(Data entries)
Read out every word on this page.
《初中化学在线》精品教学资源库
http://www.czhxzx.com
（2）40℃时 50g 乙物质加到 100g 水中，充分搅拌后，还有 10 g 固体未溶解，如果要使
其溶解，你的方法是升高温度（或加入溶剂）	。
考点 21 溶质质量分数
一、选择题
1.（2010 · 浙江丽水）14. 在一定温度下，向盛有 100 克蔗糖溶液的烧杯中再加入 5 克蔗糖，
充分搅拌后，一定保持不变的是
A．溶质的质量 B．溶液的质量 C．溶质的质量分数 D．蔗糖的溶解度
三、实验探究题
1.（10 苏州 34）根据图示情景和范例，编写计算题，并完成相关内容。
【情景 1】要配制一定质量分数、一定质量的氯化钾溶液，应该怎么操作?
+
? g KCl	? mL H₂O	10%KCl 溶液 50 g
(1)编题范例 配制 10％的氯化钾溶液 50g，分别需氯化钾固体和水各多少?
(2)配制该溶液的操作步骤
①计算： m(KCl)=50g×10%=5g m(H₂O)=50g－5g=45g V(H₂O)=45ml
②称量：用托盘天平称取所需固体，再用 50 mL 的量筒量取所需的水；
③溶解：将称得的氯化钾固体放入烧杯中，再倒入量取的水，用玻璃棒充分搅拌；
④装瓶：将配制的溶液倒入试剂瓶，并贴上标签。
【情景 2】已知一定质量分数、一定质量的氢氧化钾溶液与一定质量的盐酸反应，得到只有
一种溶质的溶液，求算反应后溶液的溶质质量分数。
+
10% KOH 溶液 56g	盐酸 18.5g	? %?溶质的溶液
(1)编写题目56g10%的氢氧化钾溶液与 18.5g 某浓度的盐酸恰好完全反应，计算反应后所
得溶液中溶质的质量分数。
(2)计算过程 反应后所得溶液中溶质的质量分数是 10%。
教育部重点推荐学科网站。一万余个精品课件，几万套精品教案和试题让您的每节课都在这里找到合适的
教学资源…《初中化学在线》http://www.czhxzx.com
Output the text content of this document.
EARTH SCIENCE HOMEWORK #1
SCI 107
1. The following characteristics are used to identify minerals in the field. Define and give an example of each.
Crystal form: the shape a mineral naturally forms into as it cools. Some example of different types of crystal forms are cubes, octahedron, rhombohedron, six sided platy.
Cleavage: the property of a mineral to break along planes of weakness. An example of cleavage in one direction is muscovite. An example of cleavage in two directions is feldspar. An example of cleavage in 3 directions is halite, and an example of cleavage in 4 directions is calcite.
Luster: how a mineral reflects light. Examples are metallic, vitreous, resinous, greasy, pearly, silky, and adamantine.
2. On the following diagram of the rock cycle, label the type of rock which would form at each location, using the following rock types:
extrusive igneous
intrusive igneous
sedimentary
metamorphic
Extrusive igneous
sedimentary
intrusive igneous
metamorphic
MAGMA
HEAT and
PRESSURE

Work instructions:
Retype the listing above in full, with no alterations.

Full output:
Read out every word on this page.
《初中化学在线》精品教学资源库
http://www.czhxzx.com
（2）40℃时 50g 乙物质加到 100g 水中，充分搅拌后，还有 10 g 固体未溶解，如果要使
其溶解，你的方法是升高温度（或加入溶剂）	。
考点 21 溶质质量分数
一、选择题
1.（2010 · 浙江丽水）14. 在一定温度下，向盛有 100 克蔗糖溶液的烧杯中再加入 5 克蔗糖，
充分搅拌后，一定保持不变的是
A．溶质的质量 B．溶液的质量 C．溶质的质量分数 D．蔗糖的溶解度
三、实验探究题
1.（10 苏州 34）根据图示情景和范例，编写计算题，并完成相关内容。
【情景 1】要配制一定质量分数、一定质量的氯化钾溶液，应该怎么操作?
+
? g KCl	? mL H₂O	10%KCl 溶液 50 g
(1)编题范例 配制 10％的氯化钾溶液 50g，分别需氯化钾固体和水各多少?
(2)配制该溶液的操作步骤
①计算： m(KCl)=50g×10%=5g m(H₂O)=50g－5g=45g V(H₂O)=45ml
②称量：用托盘天平称取所需固体，再用 50 mL 的量筒量取所需的水；
③溶解：将称得的氯化钾固体放入烧杯中，再倒入量取的水，用玻璃棒充分搅拌；
④装瓶：将配制的溶液倒入试剂瓶，并贴上标签。
【情景 2】已知一定质量分数、一定质量的氢氧化钾溶液与一定质量的盐酸反应，得到只有
一种溶质的溶液，求算反应后溶液的溶质质量分数。
+
10% KOH 溶液 56g	盐酸 18.5g	? %?溶质的溶液
(1)编写题目56g10%的氢氧化钾溶液与 18.5g 某浓度的盐酸恰好完全反应，计算反应后所
得溶液中溶质的质量分数。
(2)计算过程 反应后所得溶液中溶质的质量分数是 10%。
教育部重点推荐学科网站。一万余个精品课件，几万套精品教案和试题让您的每节课都在这里找到合适的
教学资源…《初中化学在线》http://www.czhxzx.com
Output the text content of this document.
EARTH SCIENCE HOMEWORK #1
SCI 107
1. The following characteristics are used to identify minerals in the field. Define and give an example of each.
Crystal form: the shape a mineral naturally forms into as it cools. Some example of different types of crystal forms are cubes, octahedron, rhombohedron, six sided platy.
Cleavage: the property of a mineral to break along planes of weakness. An example of cleavage in one direction is muscovite. An example of cleavage in two directions is feldspar. An example of cleavage in 3 directions is halite, and an example of cleavage in 4 directions is calcite.
Luster: how a mineral reflects light. Examples are metallic, vitreous, resinous, greasy, pearly, silky, and adamantine.
2. On the following diagram of the rock cycle, label the type of rock which would form at each location, using the following rock types:
extrusive igneous
intrusive igneous
sedimentary
metamorphic
Extrusive igneous
sedimentary
intrusive igneous
metamorphic
MAGMA
HEAT and
PRESSURE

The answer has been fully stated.